• **Instructions to follow**
Reproduce each line of the material precisely.

=-=-=-=-=

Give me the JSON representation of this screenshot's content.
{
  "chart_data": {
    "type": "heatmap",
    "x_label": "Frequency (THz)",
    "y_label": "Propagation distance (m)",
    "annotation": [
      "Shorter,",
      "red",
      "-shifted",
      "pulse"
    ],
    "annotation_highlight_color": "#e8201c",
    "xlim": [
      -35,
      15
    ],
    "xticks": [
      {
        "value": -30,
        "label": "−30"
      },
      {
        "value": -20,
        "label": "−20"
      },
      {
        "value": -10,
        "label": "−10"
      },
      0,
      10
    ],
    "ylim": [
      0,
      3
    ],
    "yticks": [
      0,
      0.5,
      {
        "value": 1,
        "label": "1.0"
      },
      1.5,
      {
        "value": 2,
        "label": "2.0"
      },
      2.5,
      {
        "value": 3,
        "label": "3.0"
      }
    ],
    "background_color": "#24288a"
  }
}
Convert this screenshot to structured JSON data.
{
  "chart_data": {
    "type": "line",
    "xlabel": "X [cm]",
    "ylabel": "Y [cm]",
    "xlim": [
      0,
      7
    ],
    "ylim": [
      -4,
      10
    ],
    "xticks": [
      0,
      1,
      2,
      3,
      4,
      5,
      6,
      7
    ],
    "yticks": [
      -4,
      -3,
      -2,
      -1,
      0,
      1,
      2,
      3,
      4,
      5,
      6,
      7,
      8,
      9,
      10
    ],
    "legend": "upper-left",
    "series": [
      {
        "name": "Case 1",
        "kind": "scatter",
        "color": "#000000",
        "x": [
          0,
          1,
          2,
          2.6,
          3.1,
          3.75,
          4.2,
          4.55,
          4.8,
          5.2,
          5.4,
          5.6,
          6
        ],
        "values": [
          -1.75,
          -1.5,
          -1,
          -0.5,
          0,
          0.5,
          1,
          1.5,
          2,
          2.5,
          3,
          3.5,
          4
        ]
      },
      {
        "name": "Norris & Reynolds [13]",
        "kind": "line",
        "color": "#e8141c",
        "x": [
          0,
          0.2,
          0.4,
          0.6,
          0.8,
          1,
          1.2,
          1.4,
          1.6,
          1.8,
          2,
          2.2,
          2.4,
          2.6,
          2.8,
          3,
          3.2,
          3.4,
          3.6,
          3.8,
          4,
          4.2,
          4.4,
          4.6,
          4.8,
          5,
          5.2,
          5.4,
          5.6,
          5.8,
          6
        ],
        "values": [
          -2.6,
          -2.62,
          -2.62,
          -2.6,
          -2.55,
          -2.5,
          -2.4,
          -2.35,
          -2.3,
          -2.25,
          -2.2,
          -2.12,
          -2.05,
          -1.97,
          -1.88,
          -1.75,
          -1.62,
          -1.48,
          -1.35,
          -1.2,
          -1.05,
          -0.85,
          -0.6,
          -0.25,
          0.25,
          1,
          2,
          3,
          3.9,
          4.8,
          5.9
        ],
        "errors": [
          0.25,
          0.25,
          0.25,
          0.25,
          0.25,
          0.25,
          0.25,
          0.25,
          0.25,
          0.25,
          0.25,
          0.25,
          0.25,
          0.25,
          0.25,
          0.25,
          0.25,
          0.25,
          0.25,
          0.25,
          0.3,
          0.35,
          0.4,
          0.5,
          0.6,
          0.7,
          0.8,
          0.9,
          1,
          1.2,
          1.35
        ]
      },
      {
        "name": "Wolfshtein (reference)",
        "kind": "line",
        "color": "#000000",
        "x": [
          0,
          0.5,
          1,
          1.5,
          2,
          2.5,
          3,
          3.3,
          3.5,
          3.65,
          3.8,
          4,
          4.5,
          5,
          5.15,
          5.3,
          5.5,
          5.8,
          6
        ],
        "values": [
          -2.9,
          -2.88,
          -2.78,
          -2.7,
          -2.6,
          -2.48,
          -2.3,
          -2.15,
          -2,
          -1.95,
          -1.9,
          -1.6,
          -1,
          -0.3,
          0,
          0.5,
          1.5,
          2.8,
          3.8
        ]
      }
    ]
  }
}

=-=-=-=-=

• **Answer**
Give me the JSON representation of this screenshot's content.
{
  "chart_data": {
    "type": "heatmap",
    "x_label": "Frequency (THz)",
    "y_label": "Propagation distance (m)",
    "annotation": [
      "Shorter,",
      "red",
      "-shifted",
      "pulse"
    ],
    "annotation_highlight_color": "#e8201c",
    "xlim": [
      -35,
      15
    ],
    "xticks": [
      {
        "value": -30,
        "label": "−30"
      },
      {
        "value": -20,
        "label": "−20"
      },
      {
        "value": -10,
        "label": "−10"
      },
      0,
      10
    ],
    "ylim": [
      0,
      3
    ],
    "yticks": [
      0,
      0.5,
      {
        "value": 1,
        "label": "1.0"
      },
      1.5,
      {
        "value": 2,
        "label": "2.0"
      },
      2.5,
      {
        "value": 3,
        "label": "3.0"
      }
    ],
    "background_color": "#24288a"
  }
}
Convert this screenshot to structured JSON data.
{
  "chart_data": {
    "type": "line",
    "xlabel": "X [cm]",
    "ylabel": "Y [cm]",
    "xlim": [
      0,
      7
    ],
    "ylim": [
      -4,
      10
    ],
    "xticks": [
      0,
      1,
      2,
      3,
      4,
      5,
      6,
      7
    ],
    "yticks": [
      -4,
      -3,
      -2,
      -1,
      0,
      1,
      2,
      3,
      4,
      5,
      6,
      7,
      8,
      9,
      10
    ],
    "legend": "upper-left",
    "series": [
      {
        "name": "Case 1",
        "kind": "scatter",
        "color": "#000000",
        "x": [
          0,
          1,
          2,
          2.6,
          3.1,
          3.75,
          4.2,
          4.55,
          4.8,
          5.2,
          5.4,
          5.6,
          6
        ],
        "values": [
          -1.75,
          -1.5,
          -1,
          -0.5,
          0,
          0.5,
          1,
          1.5,
          2,
          2.5,
          3,
          3.5,
          4
        ]
      },
      {
        "name": "Norris & Reynolds [13]",
        "kind": "line",
        "color": "#e8141c",
        "x": [
          0,
          0.2,
          0.4,
          0.6,
          0.8,
          1,
          1.2,
          1.4,
          1.6,
          1.8,
          2,
          2.2,
          2.4,
          2.6,
          2.8,
          3,
          3.2,
          3.4,
          3.6,
          3.8,
          4,
          4.2,
          4.4,
          4.6,
          4.8,
          5,
          5.2,
          5.4,
          5.6,
          5.8,
          6
        ],
        "values": [
          -2.6,
          -2.62,
          -2.62,
          -2.6,
          -2.55,
          -2.5,
          -2.4,
          -2.35,
          -2.3,
          -2.25,
          -2.2,
          -2.12,
          -2.05,
          -1.97,
          -1.88,
          -1.75,
          -1.62,
          -1.48,
          -1.35,
          -1.2,
          -1.05,
          -0.85,
          -0.6,
          -0.25,
          0.25,
          1,
          2,
          3,
          3.9,
          4.8,
          5.9
        ],
        "errors": [
          0.25,
          0.25,
          0.25,
          0.25,
          0.25,
          0.25,
          0.25,
          0.25,
          0.25,
          0.25,
          0.25,
          0.25,
          0.25,
          0.25,
          0.25,
          0.25,
          0.25,
          0.25,
          0.25,
          0.25,
          0.3,
          0.35,
          0.4,
          0.5,
          0.6,
          0.7,
          0.8,
          0.9,
          1,
          1.2,
          1.35
        ]
      },
      {
        "name": "Wolfshtein (reference)",
        "kind": "line",
        "color": "#000000",
        "x": [
          0,
          0.5,
          1,
          1.5,
          2,
          2.5,
          3,
          3.3,
          3.5,
          3.65,
          3.8,
          4,
          4.5,
          5,
          5.15,
          5.3,
          5.5,
          5.8,
          6
        ],
        "values": [
          -2.9,
          -2.88,
          -2.78,
          -2.7,
          -2.6,
          -2.48,
          -2.3,
          -2.15,
          -2,
          -1.95,
          -1.9,
          -1.6,
          -1,
          -0.3,
          0,
          0.5,
          1.5,
          2.8,
          3.8
        ]
      }
    ]
  }
}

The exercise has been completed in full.